# [WHAT YOU HAVE TO DO]
Check each line of the material below, and copy it if it holds the string "осуществления".

# [Stored data]
---------------
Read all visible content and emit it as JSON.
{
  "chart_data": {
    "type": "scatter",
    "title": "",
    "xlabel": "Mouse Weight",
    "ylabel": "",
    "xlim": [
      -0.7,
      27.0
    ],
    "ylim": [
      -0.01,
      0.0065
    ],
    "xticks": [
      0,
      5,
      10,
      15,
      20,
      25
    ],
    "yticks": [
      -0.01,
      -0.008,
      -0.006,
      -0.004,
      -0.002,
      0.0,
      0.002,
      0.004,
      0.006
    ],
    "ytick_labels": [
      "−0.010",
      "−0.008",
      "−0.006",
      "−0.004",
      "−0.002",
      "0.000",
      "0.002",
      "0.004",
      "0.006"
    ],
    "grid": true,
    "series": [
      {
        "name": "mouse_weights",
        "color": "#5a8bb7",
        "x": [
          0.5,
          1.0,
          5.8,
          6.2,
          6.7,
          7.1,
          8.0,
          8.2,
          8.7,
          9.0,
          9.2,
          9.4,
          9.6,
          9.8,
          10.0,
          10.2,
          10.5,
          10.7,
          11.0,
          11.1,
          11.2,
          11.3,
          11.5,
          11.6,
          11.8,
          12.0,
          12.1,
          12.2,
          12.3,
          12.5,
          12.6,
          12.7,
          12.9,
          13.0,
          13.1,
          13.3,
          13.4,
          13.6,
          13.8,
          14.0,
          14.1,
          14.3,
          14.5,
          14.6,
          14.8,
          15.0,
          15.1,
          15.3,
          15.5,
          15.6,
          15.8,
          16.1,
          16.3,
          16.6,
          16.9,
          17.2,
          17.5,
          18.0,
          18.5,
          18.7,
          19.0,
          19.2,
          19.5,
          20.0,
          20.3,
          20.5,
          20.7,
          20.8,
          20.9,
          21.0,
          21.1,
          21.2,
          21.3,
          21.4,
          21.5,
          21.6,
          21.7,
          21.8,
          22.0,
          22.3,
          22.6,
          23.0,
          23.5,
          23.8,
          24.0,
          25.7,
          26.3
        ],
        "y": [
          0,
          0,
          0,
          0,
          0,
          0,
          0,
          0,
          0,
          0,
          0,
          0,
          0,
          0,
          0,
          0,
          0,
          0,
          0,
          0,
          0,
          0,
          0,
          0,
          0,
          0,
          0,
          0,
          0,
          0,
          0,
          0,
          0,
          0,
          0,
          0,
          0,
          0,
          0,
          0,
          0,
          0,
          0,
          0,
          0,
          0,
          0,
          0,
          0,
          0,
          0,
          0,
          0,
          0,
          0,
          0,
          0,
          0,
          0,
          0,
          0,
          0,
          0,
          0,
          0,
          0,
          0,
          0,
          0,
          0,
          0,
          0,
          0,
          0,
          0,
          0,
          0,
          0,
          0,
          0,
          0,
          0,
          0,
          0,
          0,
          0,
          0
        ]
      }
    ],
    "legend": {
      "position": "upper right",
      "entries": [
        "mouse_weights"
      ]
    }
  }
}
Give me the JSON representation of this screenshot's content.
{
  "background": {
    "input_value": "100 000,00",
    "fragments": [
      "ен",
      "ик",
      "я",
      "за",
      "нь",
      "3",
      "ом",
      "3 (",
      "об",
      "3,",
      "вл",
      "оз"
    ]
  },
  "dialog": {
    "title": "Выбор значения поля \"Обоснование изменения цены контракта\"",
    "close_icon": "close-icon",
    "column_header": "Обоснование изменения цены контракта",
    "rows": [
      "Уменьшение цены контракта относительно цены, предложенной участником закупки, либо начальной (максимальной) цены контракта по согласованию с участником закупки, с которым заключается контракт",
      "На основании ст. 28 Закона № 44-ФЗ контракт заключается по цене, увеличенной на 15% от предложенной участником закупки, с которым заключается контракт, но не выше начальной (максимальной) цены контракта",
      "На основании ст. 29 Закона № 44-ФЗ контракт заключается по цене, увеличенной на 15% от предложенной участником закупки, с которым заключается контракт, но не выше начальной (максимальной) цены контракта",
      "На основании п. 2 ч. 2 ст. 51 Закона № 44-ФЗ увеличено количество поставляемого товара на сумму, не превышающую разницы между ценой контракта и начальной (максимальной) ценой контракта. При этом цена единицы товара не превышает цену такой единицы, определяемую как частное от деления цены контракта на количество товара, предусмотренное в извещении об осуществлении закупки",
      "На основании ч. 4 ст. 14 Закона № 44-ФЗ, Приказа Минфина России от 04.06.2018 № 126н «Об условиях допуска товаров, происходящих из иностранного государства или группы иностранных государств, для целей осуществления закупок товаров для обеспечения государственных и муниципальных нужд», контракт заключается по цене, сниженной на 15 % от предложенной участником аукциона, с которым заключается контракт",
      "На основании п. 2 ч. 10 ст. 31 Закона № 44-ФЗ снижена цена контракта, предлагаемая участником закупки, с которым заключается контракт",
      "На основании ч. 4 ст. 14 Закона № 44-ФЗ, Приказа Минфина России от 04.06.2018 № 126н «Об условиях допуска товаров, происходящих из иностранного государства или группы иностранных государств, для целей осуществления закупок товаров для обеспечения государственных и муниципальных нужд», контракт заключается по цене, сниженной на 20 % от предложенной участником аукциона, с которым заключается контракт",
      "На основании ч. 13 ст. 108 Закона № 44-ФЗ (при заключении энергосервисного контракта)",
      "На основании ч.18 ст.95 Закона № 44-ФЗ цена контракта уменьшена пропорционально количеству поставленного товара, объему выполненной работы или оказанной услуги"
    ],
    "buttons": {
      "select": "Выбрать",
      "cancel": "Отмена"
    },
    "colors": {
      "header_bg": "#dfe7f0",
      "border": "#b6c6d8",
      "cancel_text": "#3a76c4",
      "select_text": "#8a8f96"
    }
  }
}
---------------
# [OUTPUT FOR THIS EXERCISE]
      "На основании ч. 4 ст. 14 Закона № 44-ФЗ, Приказа Минфина России от 04.06.2018 № 126н «Об условиях допуска товаров, происходящих из иностранного государства или группы иностранных государств, для целей осуществления закупок товаров для обеспечения государственных и муниципальных нужд», контракт заключается по цене, сниженной на 15 % от предложенной участником аукциона, с которым заключается контракт",
      "На основании ч. 4 ст. 14 Закона № 44-ФЗ, Приказа Минфина России от 04.06.2018 № 126н «Об условиях допуска товаров, происходящих из иностранного государства или группы иностранных государств, для целей осуществления закупок товаров для обеспечения государственных и муниципальных нужд», контракт заключается по цене, сниженной на 20 % от предложенной участником аукциона, с которым заключается контракт",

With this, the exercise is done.